>> BEGIN Information given

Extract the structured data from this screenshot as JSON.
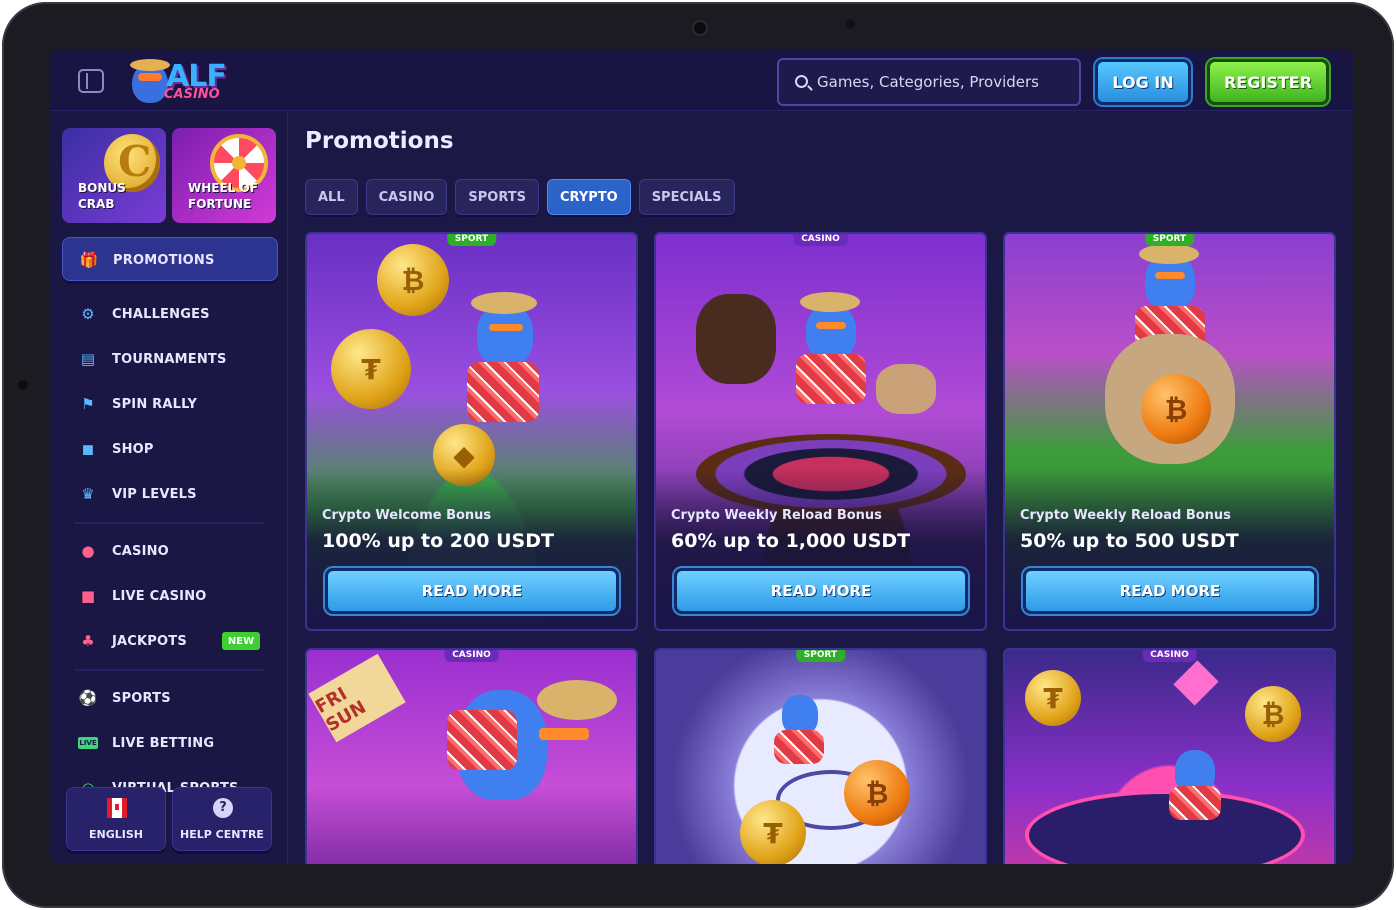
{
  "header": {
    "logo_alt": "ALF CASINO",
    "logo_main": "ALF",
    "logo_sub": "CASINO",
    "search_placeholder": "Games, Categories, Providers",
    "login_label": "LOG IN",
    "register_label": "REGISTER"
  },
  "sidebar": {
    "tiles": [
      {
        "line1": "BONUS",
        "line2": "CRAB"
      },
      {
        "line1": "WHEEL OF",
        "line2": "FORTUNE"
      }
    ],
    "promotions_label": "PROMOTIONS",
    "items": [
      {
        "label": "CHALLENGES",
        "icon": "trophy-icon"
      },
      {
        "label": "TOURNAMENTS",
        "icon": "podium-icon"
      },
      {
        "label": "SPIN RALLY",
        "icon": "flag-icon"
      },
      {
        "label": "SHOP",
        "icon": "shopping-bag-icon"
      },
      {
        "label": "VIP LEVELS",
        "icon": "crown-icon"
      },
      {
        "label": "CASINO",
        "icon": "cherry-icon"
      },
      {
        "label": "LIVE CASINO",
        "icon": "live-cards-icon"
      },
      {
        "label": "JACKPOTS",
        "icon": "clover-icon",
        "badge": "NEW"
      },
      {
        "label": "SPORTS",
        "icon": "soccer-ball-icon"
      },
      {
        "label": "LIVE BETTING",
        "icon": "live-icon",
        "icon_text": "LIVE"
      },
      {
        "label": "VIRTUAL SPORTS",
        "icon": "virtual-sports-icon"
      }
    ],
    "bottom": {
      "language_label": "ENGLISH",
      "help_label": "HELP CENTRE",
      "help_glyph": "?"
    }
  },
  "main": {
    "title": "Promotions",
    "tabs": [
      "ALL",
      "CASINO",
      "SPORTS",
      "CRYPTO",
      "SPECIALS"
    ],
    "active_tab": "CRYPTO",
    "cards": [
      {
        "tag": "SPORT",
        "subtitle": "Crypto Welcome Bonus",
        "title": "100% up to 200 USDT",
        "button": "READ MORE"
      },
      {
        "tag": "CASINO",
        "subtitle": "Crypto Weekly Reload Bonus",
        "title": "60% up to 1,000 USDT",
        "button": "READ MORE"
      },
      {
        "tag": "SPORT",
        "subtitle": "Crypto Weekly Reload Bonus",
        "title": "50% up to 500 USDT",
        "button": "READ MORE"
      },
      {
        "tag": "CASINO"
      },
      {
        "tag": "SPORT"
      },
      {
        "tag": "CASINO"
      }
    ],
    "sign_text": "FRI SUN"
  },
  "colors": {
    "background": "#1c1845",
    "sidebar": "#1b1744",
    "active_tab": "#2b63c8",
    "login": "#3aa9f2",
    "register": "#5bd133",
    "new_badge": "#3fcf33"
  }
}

>> END Information given
>> BEGIN Information given

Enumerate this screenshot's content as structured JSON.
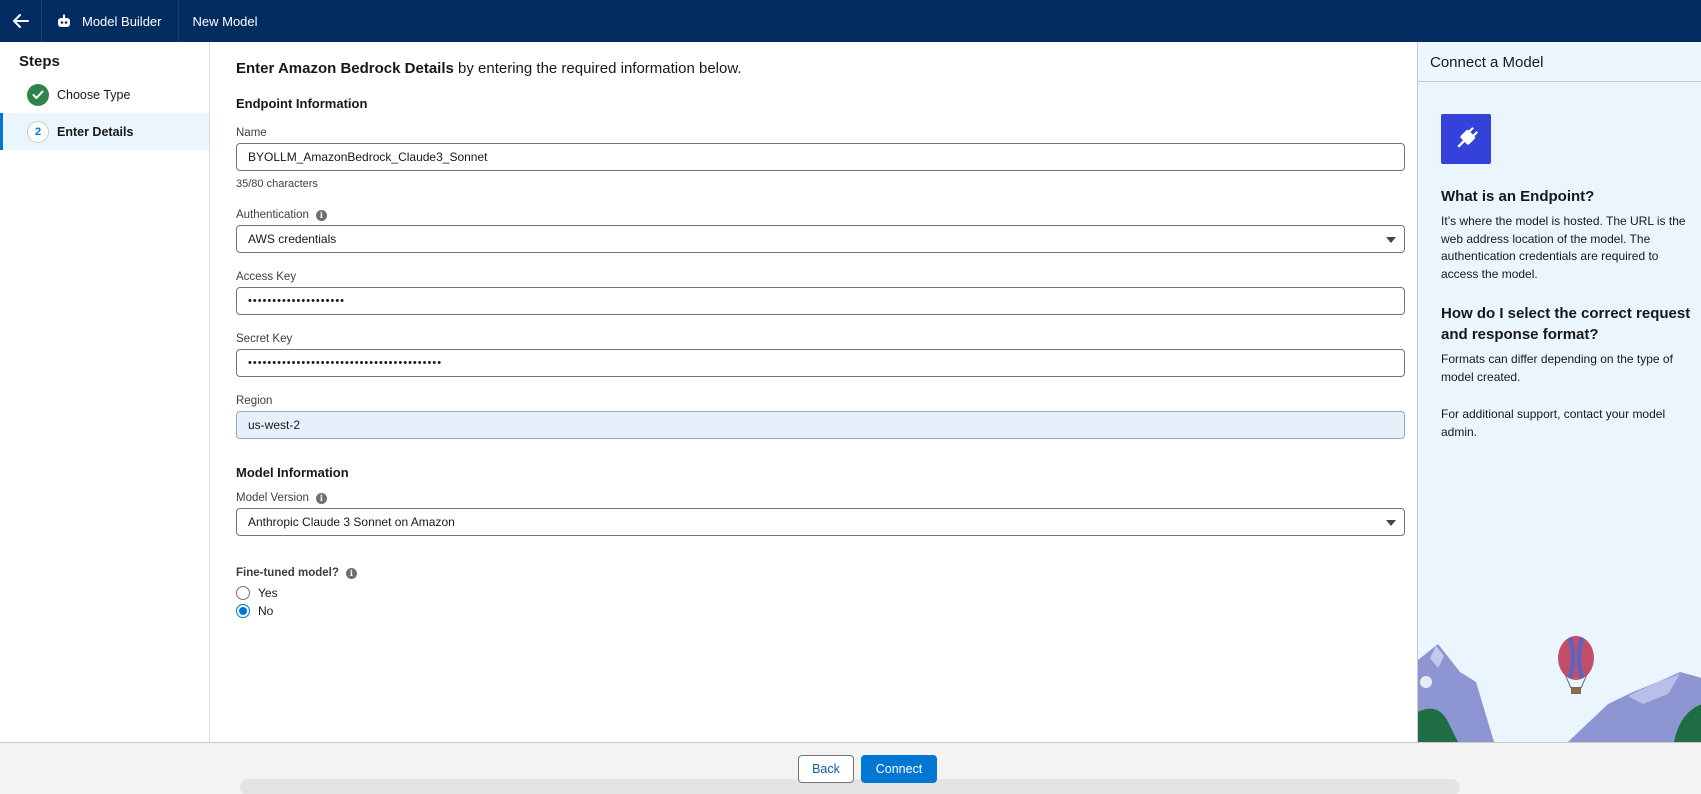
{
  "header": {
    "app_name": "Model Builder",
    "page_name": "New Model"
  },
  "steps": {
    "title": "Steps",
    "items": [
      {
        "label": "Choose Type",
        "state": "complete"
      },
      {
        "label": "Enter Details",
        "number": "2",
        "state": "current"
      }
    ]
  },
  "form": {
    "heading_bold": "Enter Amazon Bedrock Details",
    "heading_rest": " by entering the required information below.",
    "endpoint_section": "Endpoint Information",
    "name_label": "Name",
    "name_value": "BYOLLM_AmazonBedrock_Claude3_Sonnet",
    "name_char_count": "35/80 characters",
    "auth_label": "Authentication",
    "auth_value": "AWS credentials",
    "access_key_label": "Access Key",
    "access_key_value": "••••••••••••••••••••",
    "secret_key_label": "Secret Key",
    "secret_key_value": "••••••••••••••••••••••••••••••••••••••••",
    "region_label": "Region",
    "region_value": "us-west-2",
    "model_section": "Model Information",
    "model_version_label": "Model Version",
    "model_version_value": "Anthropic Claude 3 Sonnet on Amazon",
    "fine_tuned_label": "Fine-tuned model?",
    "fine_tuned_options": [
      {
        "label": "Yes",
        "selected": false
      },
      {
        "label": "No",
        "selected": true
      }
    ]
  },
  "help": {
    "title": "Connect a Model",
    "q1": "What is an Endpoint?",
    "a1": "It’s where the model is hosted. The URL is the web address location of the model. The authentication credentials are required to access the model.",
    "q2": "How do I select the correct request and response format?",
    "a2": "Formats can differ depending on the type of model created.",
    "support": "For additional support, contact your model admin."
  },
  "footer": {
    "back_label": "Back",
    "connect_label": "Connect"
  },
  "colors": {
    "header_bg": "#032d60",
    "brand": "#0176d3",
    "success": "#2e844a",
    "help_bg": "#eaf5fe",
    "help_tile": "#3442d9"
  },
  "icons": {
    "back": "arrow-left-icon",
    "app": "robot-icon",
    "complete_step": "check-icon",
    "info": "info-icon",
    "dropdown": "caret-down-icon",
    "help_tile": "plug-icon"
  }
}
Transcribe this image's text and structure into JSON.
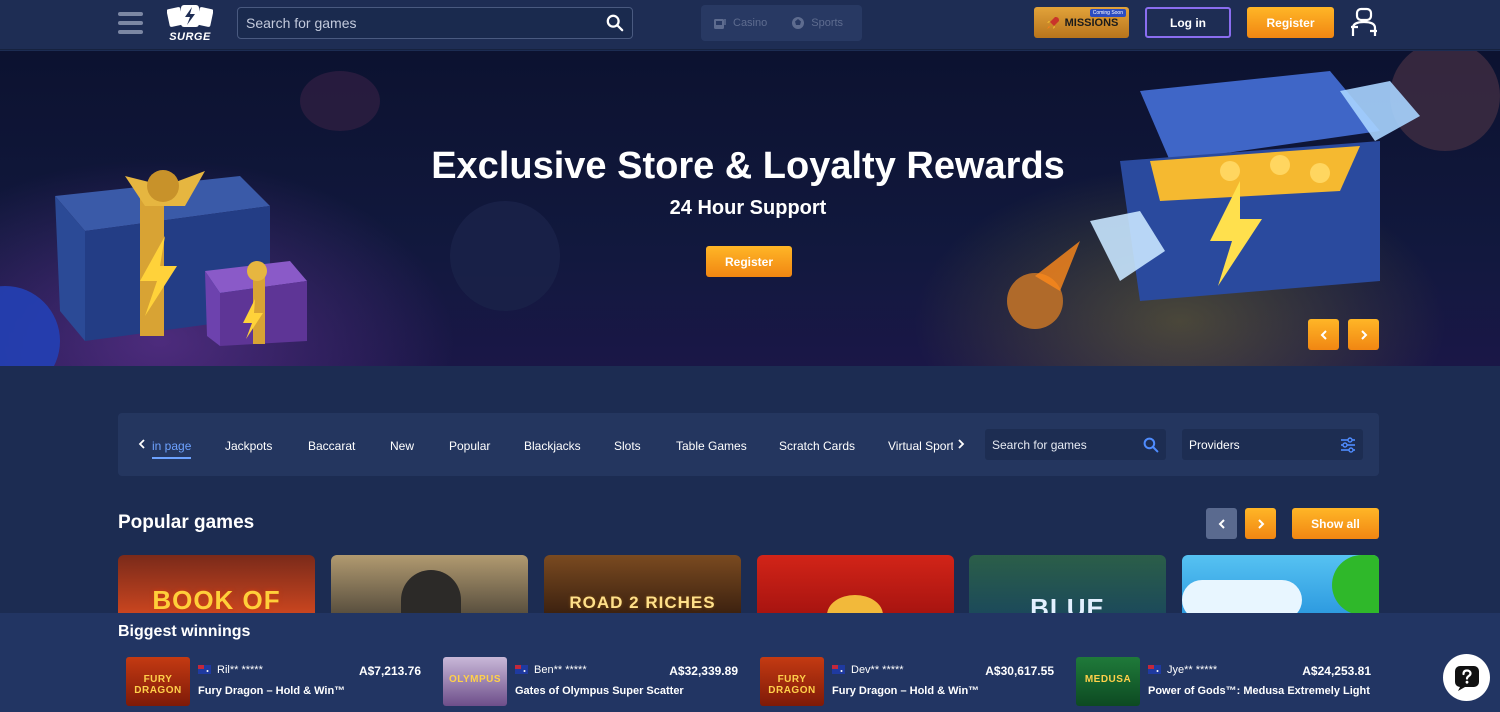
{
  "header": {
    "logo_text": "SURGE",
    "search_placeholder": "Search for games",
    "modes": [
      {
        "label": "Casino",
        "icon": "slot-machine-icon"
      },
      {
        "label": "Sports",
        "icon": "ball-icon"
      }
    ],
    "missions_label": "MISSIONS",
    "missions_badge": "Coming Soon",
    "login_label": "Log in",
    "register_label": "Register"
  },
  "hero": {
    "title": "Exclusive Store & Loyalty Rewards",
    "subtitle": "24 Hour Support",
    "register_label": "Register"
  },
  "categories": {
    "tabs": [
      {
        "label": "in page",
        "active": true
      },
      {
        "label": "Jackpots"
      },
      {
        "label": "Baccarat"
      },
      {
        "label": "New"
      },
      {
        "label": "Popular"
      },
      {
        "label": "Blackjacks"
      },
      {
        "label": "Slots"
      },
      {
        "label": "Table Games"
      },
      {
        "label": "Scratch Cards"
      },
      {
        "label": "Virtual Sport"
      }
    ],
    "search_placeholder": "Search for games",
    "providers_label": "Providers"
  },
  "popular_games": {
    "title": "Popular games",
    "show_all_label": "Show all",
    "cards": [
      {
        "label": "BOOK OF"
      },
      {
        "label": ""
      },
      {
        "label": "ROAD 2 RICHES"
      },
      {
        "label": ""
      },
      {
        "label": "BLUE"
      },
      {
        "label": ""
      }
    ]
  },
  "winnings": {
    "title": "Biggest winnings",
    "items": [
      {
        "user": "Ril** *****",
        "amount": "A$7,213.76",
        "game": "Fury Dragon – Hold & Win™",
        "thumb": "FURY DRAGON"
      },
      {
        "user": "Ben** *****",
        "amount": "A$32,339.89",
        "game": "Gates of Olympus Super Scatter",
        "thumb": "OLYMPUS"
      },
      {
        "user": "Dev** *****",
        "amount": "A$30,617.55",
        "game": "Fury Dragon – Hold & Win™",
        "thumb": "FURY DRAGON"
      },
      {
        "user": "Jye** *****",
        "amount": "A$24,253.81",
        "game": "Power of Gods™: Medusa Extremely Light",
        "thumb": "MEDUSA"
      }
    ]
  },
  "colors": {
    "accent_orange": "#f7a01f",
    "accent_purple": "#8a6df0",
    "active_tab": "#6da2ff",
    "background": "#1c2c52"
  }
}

>> END Information given
>> BEGIN Information given

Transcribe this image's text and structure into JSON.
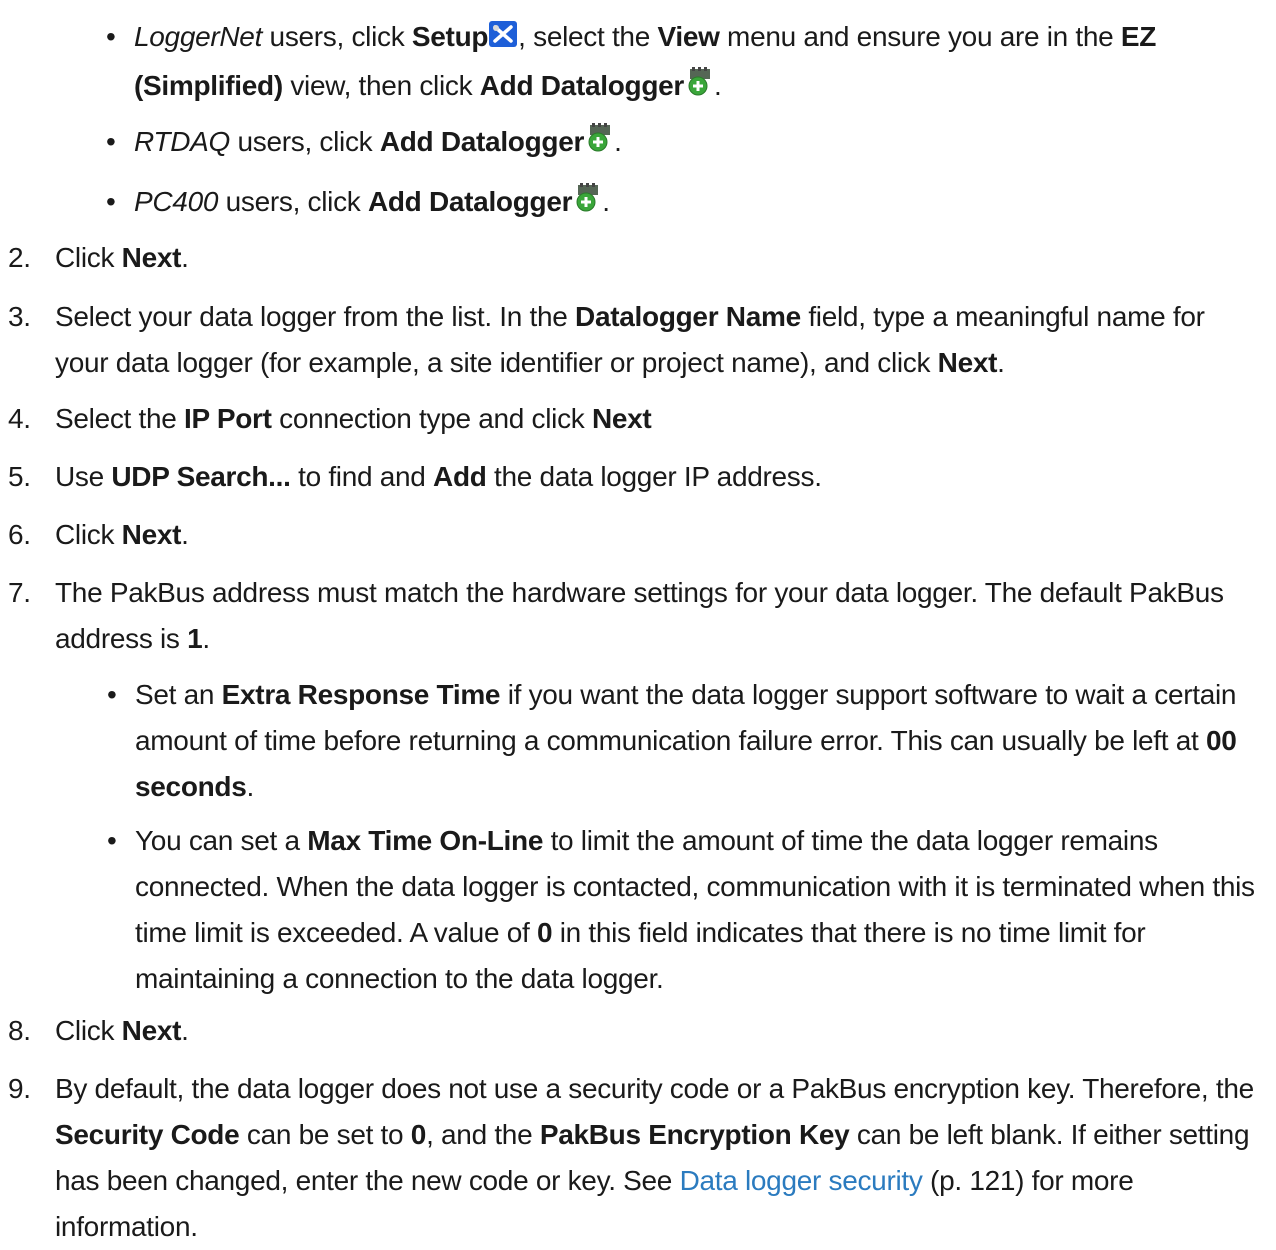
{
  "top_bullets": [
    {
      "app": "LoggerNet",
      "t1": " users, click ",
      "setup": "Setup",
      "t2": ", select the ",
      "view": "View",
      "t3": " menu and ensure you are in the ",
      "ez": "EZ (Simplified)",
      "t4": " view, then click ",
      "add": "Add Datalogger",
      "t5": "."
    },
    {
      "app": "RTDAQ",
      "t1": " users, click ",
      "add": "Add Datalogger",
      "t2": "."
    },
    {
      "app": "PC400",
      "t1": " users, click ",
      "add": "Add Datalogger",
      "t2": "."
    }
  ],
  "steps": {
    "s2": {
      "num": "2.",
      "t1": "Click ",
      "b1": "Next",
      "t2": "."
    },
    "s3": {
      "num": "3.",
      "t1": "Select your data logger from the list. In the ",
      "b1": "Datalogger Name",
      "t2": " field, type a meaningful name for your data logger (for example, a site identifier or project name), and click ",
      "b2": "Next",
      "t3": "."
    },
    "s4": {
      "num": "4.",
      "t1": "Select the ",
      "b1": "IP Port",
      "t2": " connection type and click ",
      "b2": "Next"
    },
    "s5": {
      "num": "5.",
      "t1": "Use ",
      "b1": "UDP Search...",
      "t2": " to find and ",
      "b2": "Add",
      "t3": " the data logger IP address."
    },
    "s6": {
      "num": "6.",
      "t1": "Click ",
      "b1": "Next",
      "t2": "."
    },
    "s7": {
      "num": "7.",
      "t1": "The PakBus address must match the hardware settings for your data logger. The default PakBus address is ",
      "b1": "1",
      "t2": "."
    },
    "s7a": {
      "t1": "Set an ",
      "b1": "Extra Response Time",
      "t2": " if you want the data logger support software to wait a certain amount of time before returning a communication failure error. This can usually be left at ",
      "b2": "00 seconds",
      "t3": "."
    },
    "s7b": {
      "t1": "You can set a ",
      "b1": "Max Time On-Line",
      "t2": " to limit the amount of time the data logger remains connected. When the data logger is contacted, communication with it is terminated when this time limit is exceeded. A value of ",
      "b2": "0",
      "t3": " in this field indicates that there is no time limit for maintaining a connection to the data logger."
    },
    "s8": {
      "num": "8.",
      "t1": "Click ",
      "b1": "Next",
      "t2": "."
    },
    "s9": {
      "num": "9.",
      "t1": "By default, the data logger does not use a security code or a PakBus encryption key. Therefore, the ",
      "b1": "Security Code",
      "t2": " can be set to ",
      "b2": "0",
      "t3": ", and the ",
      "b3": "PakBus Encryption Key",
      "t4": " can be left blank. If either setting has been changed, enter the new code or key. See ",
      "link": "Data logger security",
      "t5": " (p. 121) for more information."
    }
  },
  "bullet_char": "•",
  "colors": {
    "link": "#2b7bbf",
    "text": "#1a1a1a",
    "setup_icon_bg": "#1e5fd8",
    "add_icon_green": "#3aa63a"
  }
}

>> END Information given

What you are asked to do
Identify the lines of the data that contain the word "PakBus". Copy each of them.

Completed exercise
      "t1": "The PakBus address must match the hardware settings for your data logger. The default PakBus address is ",
      "t1": "By default, the data logger does not use a security code or a PakBus encryption key. Therefore, the ",
      "b3": "PakBus Encryption Key",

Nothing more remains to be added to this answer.